Figure contents as structured data =>
** START **

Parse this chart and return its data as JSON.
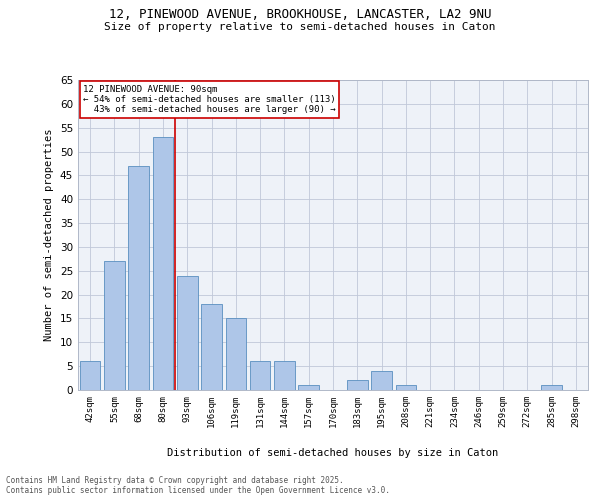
{
  "title1": "12, PINEWOOD AVENUE, BROOKHOUSE, LANCASTER, LA2 9NU",
  "title2": "Size of property relative to semi-detached houses in Caton",
  "xlabel": "Distribution of semi-detached houses by size in Caton",
  "ylabel": "Number of semi-detached properties",
  "categories": [
    "42sqm",
    "55sqm",
    "68sqm",
    "80sqm",
    "93sqm",
    "106sqm",
    "119sqm",
    "131sqm",
    "144sqm",
    "157sqm",
    "170sqm",
    "183sqm",
    "195sqm",
    "208sqm",
    "221sqm",
    "234sqm",
    "246sqm",
    "259sqm",
    "272sqm",
    "285sqm",
    "298sqm"
  ],
  "values": [
    6,
    27,
    47,
    53,
    24,
    18,
    15,
    6,
    6,
    1,
    0,
    2,
    4,
    1,
    0,
    0,
    0,
    0,
    0,
    1,
    0
  ],
  "bar_color": "#aec6e8",
  "bar_edge_color": "#5a8fc0",
  "annotation_box_color": "#cc0000",
  "property_line_label": "12 PINEWOOD AVENUE: 90sqm",
  "pct_smaller": "54%",
  "n_smaller": 113,
  "pct_larger": "43%",
  "n_larger": 90,
  "ylim": [
    0,
    65
  ],
  "yticks": [
    0,
    5,
    10,
    15,
    20,
    25,
    30,
    35,
    40,
    45,
    50,
    55,
    60,
    65
  ],
  "grid_color": "#c0c8d8",
  "bg_color": "#eef2f8",
  "footer_line1": "Contains HM Land Registry data © Crown copyright and database right 2025.",
  "footer_line2": "Contains public sector information licensed under the Open Government Licence v3.0."
}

** END **

YOUR OBJECTIVE =>
With the pictures omitted, reproduce the records in full and exactly.

CORRECT RESULT =>
Parse this chart and return its data as JSON.
{
  "title1": "12, PINEWOOD AVENUE, BROOKHOUSE, LANCASTER, LA2 9NU",
  "title2": "Size of property relative to semi-detached houses in Caton",
  "xlabel": "Distribution of semi-detached houses by size in Caton",
  "ylabel": "Number of semi-detached properties",
  "categories": [
    "42sqm",
    "55sqm",
    "68sqm",
    "80sqm",
    "93sqm",
    "106sqm",
    "119sqm",
    "131sqm",
    "144sqm",
    "157sqm",
    "170sqm",
    "183sqm",
    "195sqm",
    "208sqm",
    "221sqm",
    "234sqm",
    "246sqm",
    "259sqm",
    "272sqm",
    "285sqm",
    "298sqm"
  ],
  "values": [
    6,
    27,
    47,
    53,
    24,
    18,
    15,
    6,
    6,
    1,
    0,
    2,
    4,
    1,
    0,
    0,
    0,
    0,
    0,
    1,
    0
  ],
  "bar_color": "#aec6e8",
  "bar_edge_color": "#5a8fc0",
  "annotation_box_color": "#cc0000",
  "property_line_label": "12 PINEWOOD AVENUE: 90sqm",
  "pct_smaller": "54%",
  "n_smaller": 113,
  "pct_larger": "43%",
  "n_larger": 90,
  "ylim": [
    0,
    65
  ],
  "yticks": [
    0,
    5,
    10,
    15,
    20,
    25,
    30,
    35,
    40,
    45,
    50,
    55,
    60,
    65
  ],
  "grid_color": "#c0c8d8",
  "bg_color": "#eef2f8",
  "footer_line1": "Contains HM Land Registry data © Crown copyright and database right 2025.",
  "footer_line2": "Contains public sector information licensed under the Open Government Licence v3.0."
}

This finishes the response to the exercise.